* AIM OF THE EXERCISE: Once the pictures are set aside, transcribe the remaining data exactly.

* BEGIN *

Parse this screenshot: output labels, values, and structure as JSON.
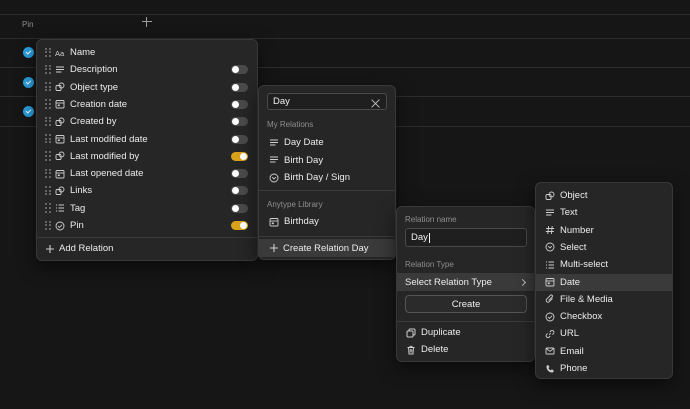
{
  "table": {
    "pin_header": "Pin"
  },
  "columns_menu": {
    "items": [
      {
        "label": "Name",
        "icon": "text-aa-icon",
        "toggle": null
      },
      {
        "label": "Description",
        "icon": "text-lines-icon",
        "toggle": false
      },
      {
        "label": "Object type",
        "icon": "object-icon",
        "toggle": false
      },
      {
        "label": "Creation date",
        "icon": "date-icon",
        "toggle": false
      },
      {
        "label": "Created by",
        "icon": "object-icon",
        "toggle": false
      },
      {
        "label": "Last modified date",
        "icon": "date-icon",
        "toggle": false
      },
      {
        "label": "Last modified by",
        "icon": "object-icon",
        "toggle": true
      },
      {
        "label": "Last opened date",
        "icon": "date-icon",
        "toggle": false
      },
      {
        "label": "Links",
        "icon": "object-icon",
        "toggle": false
      },
      {
        "label": "Tag",
        "icon": "multiselect-icon",
        "toggle": false
      },
      {
        "label": "Pin",
        "icon": "checkbox-icon",
        "toggle": true
      }
    ],
    "add_relation": "Add Relation"
  },
  "search_menu": {
    "query": "Day",
    "my_relations_header": "My Relations",
    "my_relations": [
      {
        "label": "Day Date",
        "icon": "text-lines-icon"
      },
      {
        "label": "Birth Day",
        "icon": "text-lines-icon"
      },
      {
        "label": "Birth Day / Sign",
        "icon": "select-icon"
      }
    ],
    "library_header": "Anytype Library",
    "library": [
      {
        "label": "Birthday",
        "icon": "date-icon"
      }
    ],
    "create_label": "Create Relation Day"
  },
  "relation_form": {
    "name_label": "Relation name",
    "name_value": "Day",
    "type_label": "Relation Type",
    "type_select": "Select Relation Type",
    "create_button": "Create",
    "duplicate": "Duplicate",
    "delete": "Delete"
  },
  "type_menu": {
    "items": [
      {
        "label": "Object",
        "icon": "object-icon"
      },
      {
        "label": "Text",
        "icon": "text-lines-icon"
      },
      {
        "label": "Number",
        "icon": "hash-icon"
      },
      {
        "label": "Select",
        "icon": "select-icon"
      },
      {
        "label": "Multi-select",
        "icon": "multiselect-icon"
      },
      {
        "label": "Date",
        "icon": "date-icon"
      },
      {
        "label": "File & Media",
        "icon": "paperclip-icon"
      },
      {
        "label": "Checkbox",
        "icon": "checkbox-icon"
      },
      {
        "label": "URL",
        "icon": "link-icon"
      },
      {
        "label": "Email",
        "icon": "email-icon"
      },
      {
        "label": "Phone",
        "icon": "phone-icon"
      }
    ],
    "selected": "Date"
  },
  "colors": {
    "background": "#161616",
    "panel": "#262626",
    "toggle_on": "#d9a21b",
    "check_blue": "#2aa1e0"
  }
}
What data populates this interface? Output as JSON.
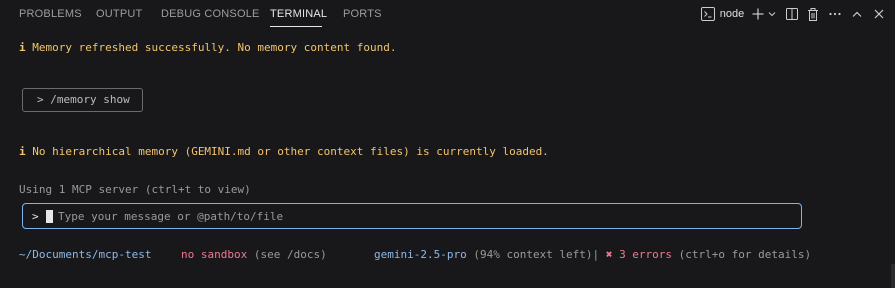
{
  "panel": {
    "tabs": [
      {
        "label": "PROBLEMS"
      },
      {
        "label": "OUTPUT"
      },
      {
        "label": "DEBUG CONSOLE"
      },
      {
        "label": "TERMINAL",
        "active": true
      },
      {
        "label": "PORTS"
      }
    ],
    "terminal_name": "node",
    "icons": [
      "terminal-icon",
      "plus-icon",
      "chevron-down-icon",
      "split-icon",
      "trash-icon",
      "more-icon",
      "chevron-up-icon",
      "close-icon"
    ]
  },
  "terminal": {
    "info_glyph": "i",
    "memory_refreshed": "Memory refreshed successfully. No memory content found.",
    "command": "> /memory show",
    "no_memory": "No hierarchical memory (GEMINI.md or other context files) is currently loaded.",
    "mcp_status": "Using 1 MCP server (ctrl+t to view)",
    "input_prompt": ">",
    "input_placeholder": "Type your message or @path/to/file"
  },
  "status_bar": {
    "path": "~/Documents/mcp-test",
    "sandbox": "no sandbox",
    "sandbox_hint": "(see /docs)",
    "model": "gemini-2.5-pro",
    "context": "(94% context left)|",
    "error_mark": "✖",
    "errors": "3 errors",
    "errors_hint": "(ctrl+o for details)"
  },
  "colors": {
    "background": "#18181a",
    "info": "#f2c46d",
    "accent_blue": "#8fb8e8",
    "error_pink": "#f07892",
    "input_border": "#7fb2f0"
  }
}
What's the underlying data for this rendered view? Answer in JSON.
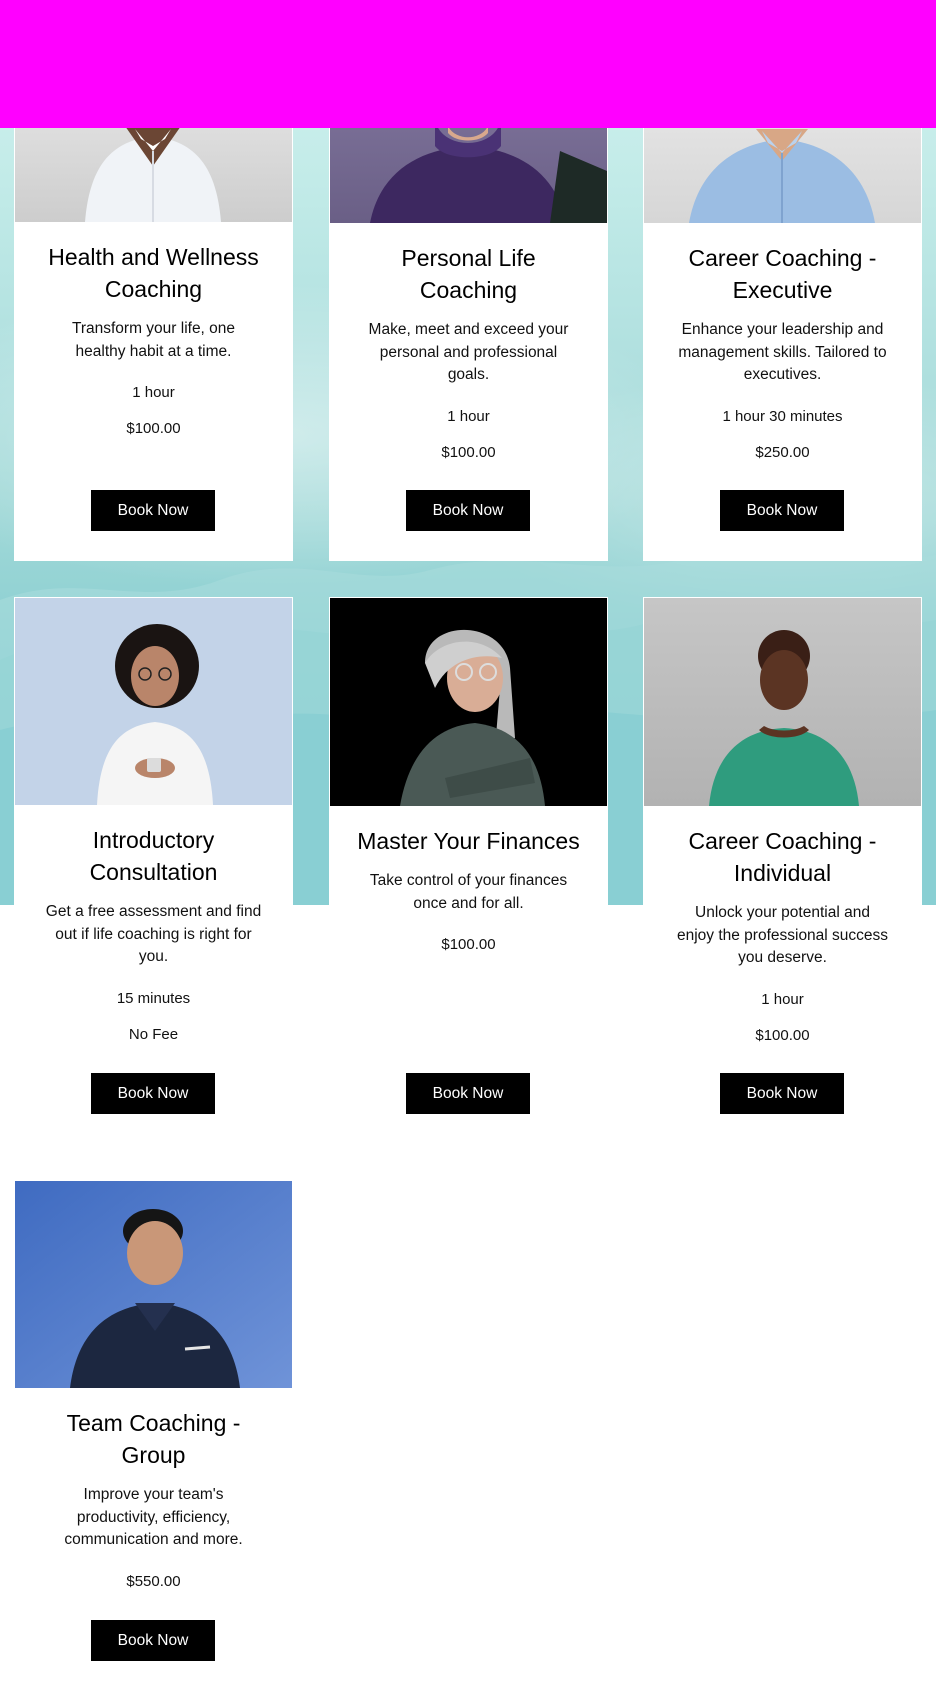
{
  "services": [
    {
      "title": "Health and Wellness Coaching",
      "title_lines": [
        "Health and Wellness",
        "Coaching"
      ],
      "description": "Transform your life, one healthy habit at a time.",
      "description_lines": [
        "Transform your life, one",
        "healthy habit at a time."
      ],
      "duration": "1 hour",
      "price": "$100.00",
      "button_label": "Book Now"
    },
    {
      "title": "Personal Life Coaching",
      "title_lines": [
        "Personal Life",
        "Coaching"
      ],
      "description": "Make, meet and exceed your personal and professional goals.",
      "description_lines": [
        "Make, meet and exceed your",
        "personal and professional",
        "goals."
      ],
      "duration": "1 hour",
      "price": "$100.00",
      "button_label": "Book Now"
    },
    {
      "title": "Career Coaching - Executive",
      "title_lines": [
        "Career Coaching -",
        "Executive"
      ],
      "description": "Enhance your leadership and management skills. Tailored to executives.",
      "description_lines": [
        "Enhance your leadership and",
        "management skills. Tailored to",
        "executives."
      ],
      "duration": "1 hour 30 minutes",
      "price": "$250.00",
      "button_label": "Book Now"
    },
    {
      "title": "Introductory Consultation",
      "title_lines": [
        "Introductory",
        "Consultation"
      ],
      "description": "Get a free assessment and find out if life coaching is right for you.",
      "description_lines": [
        "Get a free assessment and find",
        "out if life coaching is right for",
        "you."
      ],
      "duration": "15 minutes",
      "price": "No Fee",
      "button_label": "Book Now"
    },
    {
      "title": "Master Your Finances",
      "title_lines": [
        "Master Your Finances"
      ],
      "description": "Take control of your finances once and for all.",
      "description_lines": [
        "Take control of your finances",
        "once and for all."
      ],
      "price": "$100.00",
      "button_label": "Book Now"
    },
    {
      "title": "Career Coaching - Individual",
      "title_lines": [
        "Career Coaching -",
        "Individual"
      ],
      "description": "Unlock your potential and enjoy the professional success you deserve.",
      "description_lines": [
        "Unlock your potential and",
        "enjoy the professional success",
        "you deserve."
      ],
      "duration": "1 hour",
      "price": "$100.00",
      "button_label": "Book Now"
    },
    {
      "title": "Team Coaching - Group",
      "title_lines": [
        "Team Coaching -",
        "Group"
      ],
      "description": "Improve your team's productivity, efficiency, communication and more.",
      "description_lines": [
        "Improve your team's",
        "productivity, efficiency,",
        "communication and more."
      ],
      "price": "$550.00",
      "button_label": "Book Now"
    }
  ],
  "colors": {
    "header_bar": "#ff00ff",
    "button_bg": "#000000",
    "button_text": "#ffffff",
    "card_bg": "#ffffff"
  }
}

* END *

* FULL RESPONSE:
Parse this screenshot: output labels, values, and structure as JSON.
{
  "table": {
    "pin_header": "Pin"
  },
  "columns_menu": {
    "items": [
      {
        "label": "Name",
        "icon": "text-aa-icon",
        "toggle": null
      },
      {
        "label": "Description",
        "icon": "text-lines-icon",
        "toggle": false
      },
      {
        "label": "Object type",
        "icon": "object-icon",
        "toggle": false
      },
      {
        "label": "Creation date",
        "icon": "date-icon",
        "toggle": false
      },
      {
        "label": "Created by",
        "icon": "object-icon",
        "toggle": false
      },
      {
        "label": "Last modified date",
        "icon": "date-icon",
        "toggle": false
      },
      {
        "label": "Last modified by",
        "icon": "object-icon",
        "toggle": true
      },
      {
        "label": "Last opened date",
        "icon": "date-icon",
        "toggle": false
      },
      {
        "label": "Links",
        "icon": "object-icon",
        "toggle": false
      },
      {
        "label": "Tag",
        "icon": "multiselect-icon",
        "toggle": false
      },
      {
        "label": "Pin",
        "icon": "checkbox-icon",
        "toggle": true
      }
    ],
    "add_relation": "Add Relation"
  },
  "search_menu": {
    "query": "Day",
    "my_relations_header": "My Relations",
    "my_relations": [
      {
        "label": "Day Date",
        "icon": "text-lines-icon"
      },
      {
        "label": "Birth Day",
        "icon": "text-lines-icon"
      },
      {
        "label": "Birth Day / Sign",
        "icon": "select-icon"
      }
    ],
    "library_header": "Anytype Library",
    "library": [
      {
        "label": "Birthday",
        "icon": "date-icon"
      }
    ],
    "create_label": "Create Relation Day"
  },
  "relation_form": {
    "name_label": "Relation name",
    "name_value": "Day",
    "type_label": "Relation Type",
    "type_select": "Select Relation Type",
    "create_button": "Create",
    "duplicate": "Duplicate",
    "delete": "Delete"
  },
  "type_menu": {
    "items": [
      {
        "label": "Object",
        "icon": "object-icon"
      },
      {
        "label": "Text",
        "icon": "text-lines-icon"
      },
      {
        "label": "Number",
        "icon": "hash-icon"
      },
      {
        "label": "Select",
        "icon": "select-icon"
      },
      {
        "label": "Multi-select",
        "icon": "multiselect-icon"
      },
      {
        "label": "Date",
        "icon": "date-icon"
      },
      {
        "label": "File & Media",
        "icon": "paperclip-icon"
      },
      {
        "label": "Checkbox",
        "icon": "checkbox-icon"
      },
      {
        "label": "URL",
        "icon": "link-icon"
      },
      {
        "label": "Email",
        "icon": "email-icon"
      },
      {
        "label": "Phone",
        "icon": "phone-icon"
      }
    ],
    "selected": "Date"
  },
  "colors": {
    "background": "#161616",
    "panel": "#262626",
    "toggle_on": "#d9a21b",
    "check_blue": "#2aa1e0"
  }
}
What data populates this interface? Output as JSON.
{
  "panel": {
    "tabs": [
      {
        "label": "PROBLEMS"
      },
      {
        "label": "OUTPUT"
      },
      {
        "label": "DEBUG CONSOLE"
      },
      {
        "label": "TERMINAL",
        "active": true
      },
      {
        "label": "PORTS"
      }
    ],
    "terminal_name": "node",
    "icons": [
      "terminal-icon",
      "plus-icon",
      "chevron-down-icon",
      "split-icon",
      "trash-icon",
      "more-icon",
      "chevron-up-icon",
      "close-icon"
    ]
  },
  "terminal": {
    "info_glyph": "i",
    "memory_refreshed": "Memory refreshed successfully. No memory content found.",
    "command": "> /memory show",
    "no_memory": "No hierarchical memory (GEMINI.md or other context files) is currently loaded.",
    "mcp_status": "Using 1 MCP server (ctrl+t to view)",
    "input_prompt": ">",
    "input_placeholder": "Type your message or @path/to/file"
  },
  "status_bar": {
    "path": "~/Documents/mcp-test",
    "sandbox": "no sandbox",
    "sandbox_hint": "(see /docs)",
    "model": "gemini-2.5-pro",
    "context": "(94% context left)|",
    "error_mark": "✖",
    "errors": "3 errors",
    "errors_hint": "(ctrl+o for details)"
  },
  "colors": {
    "background": "#18181a",
    "info": "#f2c46d",
    "accent_blue": "#8fb8e8",
    "error_pink": "#f07892",
    "input_border": "#7fb2f0"
  }
}
What's the underlying data for this rendered view? Answer in JSON.
{
  "services": [
    {
      "title": "Health and Wellness Coaching",
      "title_lines": [
        "Health and Wellness",
        "Coaching"
      ],
      "description": "Transform your life, one healthy habit at a time.",
      "description_lines": [
        "Transform your life, one",
        "healthy habit at a time."
      ],
      "duration": "1 hour",
      "price": "$100.00",
      "button_label": "Book Now"
    },
    {
      "title": "Personal Life Coaching",
      "title_lines": [
        "Personal Life",
        "Coaching"
      ],
      "description": "Make, meet and exceed your personal and professional goals.",
      "description_lines": [
        "Make, meet and exceed your",
        "personal and professional",
        "goals."
      ],
      "duration": "1 hour",
      "price": "$100.00",
      "button_label": "Book Now"
    },
    {
      "title": "Career Coaching - Executive",
      "title_lines": [
        "Career Coaching -",
        "Executive"
      ],
      "description": "Enhance your leadership and management skills. Tailored to executives.",
      "description_lines": [
        "Enhance your leadership and",
        "management skills. Tailored to",
        "executives."
      ],
      "duration": "1 hour 30 minutes",
      "price": "$250.00",
      "button_label": "Book Now"
    },
    {
      "title": "Introductory Consultation",
      "title_lines": [
        "Introductory",
        "Consultation"
      ],
      "description": "Get a free assessment and find out if life coaching is right for you.",
      "description_lines": [
        "Get a free assessment and find",
        "out if life coaching is right for",
        "you."
      ],
      "duration": "15 minutes",
      "price": "No Fee",
      "button_label": "Book Now"
    },
    {
      "title": "Master Your Finances",
      "title_lines": [
        "Master Your Finances"
      ],
      "description": "Take control of your finances once and for all.",
      "description_lines": [
        "Take control of your finances",
        "once and for all."
      ],
      "price": "$100.00",
      "button_label": "Book Now"
    },
    {
      "title": "Career Coaching - Individual",
      "title_lines": [
        "Career Coaching -",
        "Individual"
      ],
      "description": "Unlock your potential and enjoy the professional success you deserve.",
      "description_lines": [
        "Unlock your potential and",
        "enjoy the professional success",
        "you deserve."
      ],
      "duration": "1 hour",
      "price": "$100.00",
      "button_label": "Book Now"
    },
    {
      "title": "Team Coaching - Group",
      "title_lines": [
        "Team Coaching -",
        "Group"
      ],
      "description": "Improve your team's productivity, efficiency, communication and more.",
      "description_lines": [
        "Improve your team's",
        "productivity, efficiency,",
        "communication and more."
      ],
      "price": "$550.00",
      "button_label": "Book Now"
    }
  ],
  "colors": {
    "header_bar": "#ff00ff",
    "button_bg": "#000000",
    "button_text": "#ffffff",
    "card_bg": "#ffffff"
  }
}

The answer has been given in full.